▶ **What you will do**
Will you give every entry again exactly as it stands?

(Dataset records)
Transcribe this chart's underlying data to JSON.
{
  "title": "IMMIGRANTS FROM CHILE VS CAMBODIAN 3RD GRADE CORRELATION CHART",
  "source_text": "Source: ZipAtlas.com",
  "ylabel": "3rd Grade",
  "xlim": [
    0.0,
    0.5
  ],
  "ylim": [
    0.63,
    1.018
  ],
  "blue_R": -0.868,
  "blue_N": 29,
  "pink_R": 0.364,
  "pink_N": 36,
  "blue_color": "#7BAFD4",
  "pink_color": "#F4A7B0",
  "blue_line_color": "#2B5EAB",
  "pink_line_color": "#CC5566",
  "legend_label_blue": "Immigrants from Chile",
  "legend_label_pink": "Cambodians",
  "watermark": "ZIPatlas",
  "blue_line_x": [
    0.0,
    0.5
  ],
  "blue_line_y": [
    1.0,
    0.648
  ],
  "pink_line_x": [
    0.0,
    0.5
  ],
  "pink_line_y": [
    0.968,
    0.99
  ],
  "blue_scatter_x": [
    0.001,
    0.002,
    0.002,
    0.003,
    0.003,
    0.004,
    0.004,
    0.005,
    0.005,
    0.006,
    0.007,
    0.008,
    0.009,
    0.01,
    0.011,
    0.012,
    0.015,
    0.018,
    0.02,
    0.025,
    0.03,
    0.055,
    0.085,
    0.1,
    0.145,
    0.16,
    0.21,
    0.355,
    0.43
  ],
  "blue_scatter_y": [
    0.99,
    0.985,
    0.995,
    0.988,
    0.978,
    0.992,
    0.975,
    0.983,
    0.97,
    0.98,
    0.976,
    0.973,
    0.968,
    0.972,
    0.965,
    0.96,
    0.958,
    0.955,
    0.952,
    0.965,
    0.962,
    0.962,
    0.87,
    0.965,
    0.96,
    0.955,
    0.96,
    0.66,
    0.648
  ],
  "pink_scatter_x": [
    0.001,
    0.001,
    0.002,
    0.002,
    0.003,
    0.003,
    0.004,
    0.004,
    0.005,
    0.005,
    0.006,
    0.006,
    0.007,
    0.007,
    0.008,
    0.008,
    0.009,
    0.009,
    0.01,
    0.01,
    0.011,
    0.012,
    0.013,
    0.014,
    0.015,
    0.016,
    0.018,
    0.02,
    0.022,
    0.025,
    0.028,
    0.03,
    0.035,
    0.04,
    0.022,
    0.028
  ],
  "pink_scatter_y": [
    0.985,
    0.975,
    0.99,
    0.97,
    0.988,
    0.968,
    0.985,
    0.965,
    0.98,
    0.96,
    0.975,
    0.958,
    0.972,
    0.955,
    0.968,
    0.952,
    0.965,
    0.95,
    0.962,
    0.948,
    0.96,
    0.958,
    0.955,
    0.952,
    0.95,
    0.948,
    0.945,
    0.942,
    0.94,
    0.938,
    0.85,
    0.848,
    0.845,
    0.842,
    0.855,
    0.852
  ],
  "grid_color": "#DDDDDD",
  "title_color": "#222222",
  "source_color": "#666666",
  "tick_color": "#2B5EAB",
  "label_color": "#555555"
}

▶ **Solution to this task**
Transcribe this chart's underlying data to JSON.
{
  "title": "IMMIGRANTS FROM CHILE VS CAMBODIAN 3RD GRADE CORRELATION CHART",
  "source_text": "Source: ZipAtlas.com",
  "ylabel": "3rd Grade",
  "xlim": [
    0.0,
    0.5
  ],
  "ylim": [
    0.63,
    1.018
  ],
  "blue_R": -0.868,
  "blue_N": 29,
  "pink_R": 0.364,
  "pink_N": 36,
  "blue_color": "#7BAFD4",
  "pink_color": "#F4A7B0",
  "blue_line_color": "#2B5EAB",
  "pink_line_color": "#CC5566",
  "legend_label_blue": "Immigrants from Chile",
  "legend_label_pink": "Cambodians",
  "watermark": "ZIPatlas",
  "blue_line_x": [
    0.0,
    0.5
  ],
  "blue_line_y": [
    1.0,
    0.648
  ],
  "pink_line_x": [
    0.0,
    0.5
  ],
  "pink_line_y": [
    0.968,
    0.99
  ],
  "blue_scatter_x": [
    0.001,
    0.002,
    0.002,
    0.003,
    0.003,
    0.004,
    0.004,
    0.005,
    0.005,
    0.006,
    0.007,
    0.008,
    0.009,
    0.01,
    0.011,
    0.012,
    0.015,
    0.018,
    0.02,
    0.025,
    0.03,
    0.055,
    0.085,
    0.1,
    0.145,
    0.16,
    0.21,
    0.355,
    0.43
  ],
  "blue_scatter_y": [
    0.99,
    0.985,
    0.995,
    0.988,
    0.978,
    0.992,
    0.975,
    0.983,
    0.97,
    0.98,
    0.976,
    0.973,
    0.968,
    0.972,
    0.965,
    0.96,
    0.958,
    0.955,
    0.952,
    0.965,
    0.962,
    0.962,
    0.87,
    0.965,
    0.96,
    0.955,
    0.96,
    0.66,
    0.648
  ],
  "pink_scatter_x": [
    0.001,
    0.001,
    0.002,
    0.002,
    0.003,
    0.003,
    0.004,
    0.004,
    0.005,
    0.005,
    0.006,
    0.006,
    0.007,
    0.007,
    0.008,
    0.008,
    0.009,
    0.009,
    0.01,
    0.01,
    0.011,
    0.012,
    0.013,
    0.014,
    0.015,
    0.016,
    0.018,
    0.02,
    0.022,
    0.025,
    0.028,
    0.03,
    0.035,
    0.04,
    0.022,
    0.028
  ],
  "pink_scatter_y": [
    0.985,
    0.975,
    0.99,
    0.97,
    0.988,
    0.968,
    0.985,
    0.965,
    0.98,
    0.96,
    0.975,
    0.958,
    0.972,
    0.955,
    0.968,
    0.952,
    0.965,
    0.95,
    0.962,
    0.948,
    0.96,
    0.958,
    0.955,
    0.952,
    0.95,
    0.948,
    0.945,
    0.942,
    0.94,
    0.938,
    0.85,
    0.848,
    0.845,
    0.842,
    0.855,
    0.852
  ],
  "grid_color": "#DDDDDD",
  "title_color": "#222222",
  "source_color": "#666666",
  "tick_color": "#2B5EAB",
  "label_color": "#555555"
}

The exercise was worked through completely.